Exercise details:
Extract all lines containing "永葆清正廉洁".

Collected data entries

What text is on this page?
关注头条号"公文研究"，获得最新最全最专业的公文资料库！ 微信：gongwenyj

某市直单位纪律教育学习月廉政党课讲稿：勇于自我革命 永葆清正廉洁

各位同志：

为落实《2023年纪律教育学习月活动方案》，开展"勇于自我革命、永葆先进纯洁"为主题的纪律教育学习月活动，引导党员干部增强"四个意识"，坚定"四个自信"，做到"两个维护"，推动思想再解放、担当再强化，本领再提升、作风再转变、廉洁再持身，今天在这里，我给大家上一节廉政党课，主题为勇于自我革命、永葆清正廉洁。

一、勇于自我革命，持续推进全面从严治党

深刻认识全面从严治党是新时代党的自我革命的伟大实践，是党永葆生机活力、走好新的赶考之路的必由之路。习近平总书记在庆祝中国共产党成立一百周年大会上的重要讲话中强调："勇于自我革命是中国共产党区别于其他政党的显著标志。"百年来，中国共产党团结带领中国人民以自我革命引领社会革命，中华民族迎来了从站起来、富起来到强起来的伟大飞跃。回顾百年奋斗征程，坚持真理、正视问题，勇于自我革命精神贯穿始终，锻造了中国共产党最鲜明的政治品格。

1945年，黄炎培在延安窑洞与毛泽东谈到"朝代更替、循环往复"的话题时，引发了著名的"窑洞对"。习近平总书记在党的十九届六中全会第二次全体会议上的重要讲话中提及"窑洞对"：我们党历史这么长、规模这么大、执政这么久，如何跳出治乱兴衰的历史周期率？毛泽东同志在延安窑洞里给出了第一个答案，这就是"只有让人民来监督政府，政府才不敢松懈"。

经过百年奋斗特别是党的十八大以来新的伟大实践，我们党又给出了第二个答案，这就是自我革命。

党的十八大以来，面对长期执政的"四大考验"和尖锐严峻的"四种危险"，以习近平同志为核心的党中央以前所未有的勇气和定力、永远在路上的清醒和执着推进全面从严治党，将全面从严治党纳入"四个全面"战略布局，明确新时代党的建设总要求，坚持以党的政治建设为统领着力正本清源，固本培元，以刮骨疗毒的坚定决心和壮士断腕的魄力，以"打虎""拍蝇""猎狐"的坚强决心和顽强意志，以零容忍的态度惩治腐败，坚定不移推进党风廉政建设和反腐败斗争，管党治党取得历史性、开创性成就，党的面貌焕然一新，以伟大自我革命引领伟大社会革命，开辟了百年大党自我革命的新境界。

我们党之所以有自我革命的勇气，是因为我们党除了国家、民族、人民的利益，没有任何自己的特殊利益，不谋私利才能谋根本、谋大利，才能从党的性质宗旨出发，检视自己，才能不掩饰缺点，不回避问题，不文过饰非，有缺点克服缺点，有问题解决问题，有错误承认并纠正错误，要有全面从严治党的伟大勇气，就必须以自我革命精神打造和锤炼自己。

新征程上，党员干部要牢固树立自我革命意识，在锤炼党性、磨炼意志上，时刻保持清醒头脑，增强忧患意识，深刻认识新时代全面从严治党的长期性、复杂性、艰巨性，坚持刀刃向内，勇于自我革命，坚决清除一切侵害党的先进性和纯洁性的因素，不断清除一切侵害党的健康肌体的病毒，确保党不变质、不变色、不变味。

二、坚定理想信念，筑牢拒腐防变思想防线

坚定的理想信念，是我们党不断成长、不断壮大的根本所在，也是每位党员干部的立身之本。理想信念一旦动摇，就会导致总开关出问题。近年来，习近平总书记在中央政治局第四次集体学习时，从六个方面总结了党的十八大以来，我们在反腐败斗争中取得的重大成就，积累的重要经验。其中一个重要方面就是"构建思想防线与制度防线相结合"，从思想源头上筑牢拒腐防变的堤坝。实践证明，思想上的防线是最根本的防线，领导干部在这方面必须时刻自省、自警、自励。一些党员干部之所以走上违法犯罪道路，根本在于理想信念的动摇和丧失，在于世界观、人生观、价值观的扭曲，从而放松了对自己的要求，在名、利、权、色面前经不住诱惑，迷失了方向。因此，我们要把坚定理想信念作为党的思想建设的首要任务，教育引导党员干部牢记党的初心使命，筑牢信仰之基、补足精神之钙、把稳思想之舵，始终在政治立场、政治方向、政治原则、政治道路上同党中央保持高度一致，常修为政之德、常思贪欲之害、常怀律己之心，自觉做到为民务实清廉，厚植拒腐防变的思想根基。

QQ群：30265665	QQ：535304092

The answer:
某市直单位纪律教育学习月廉政党课讲稿：勇于自我革命 永葆清正廉洁
为落实《2023年纪律教育学习月活动方案》，开展"勇于自我革命、永葆先进纯洁"为主题的纪律教育学习月活动，引导党员干部增强"四个意识"，坚定"四个自信"，做到"两个维护"，推动思想再解放、担当再强化，本领再提升、作风再转变、廉洁再持身，今天在这里，我给大家上一节廉政党课，主题为勇于自我革命、永葆清正廉洁。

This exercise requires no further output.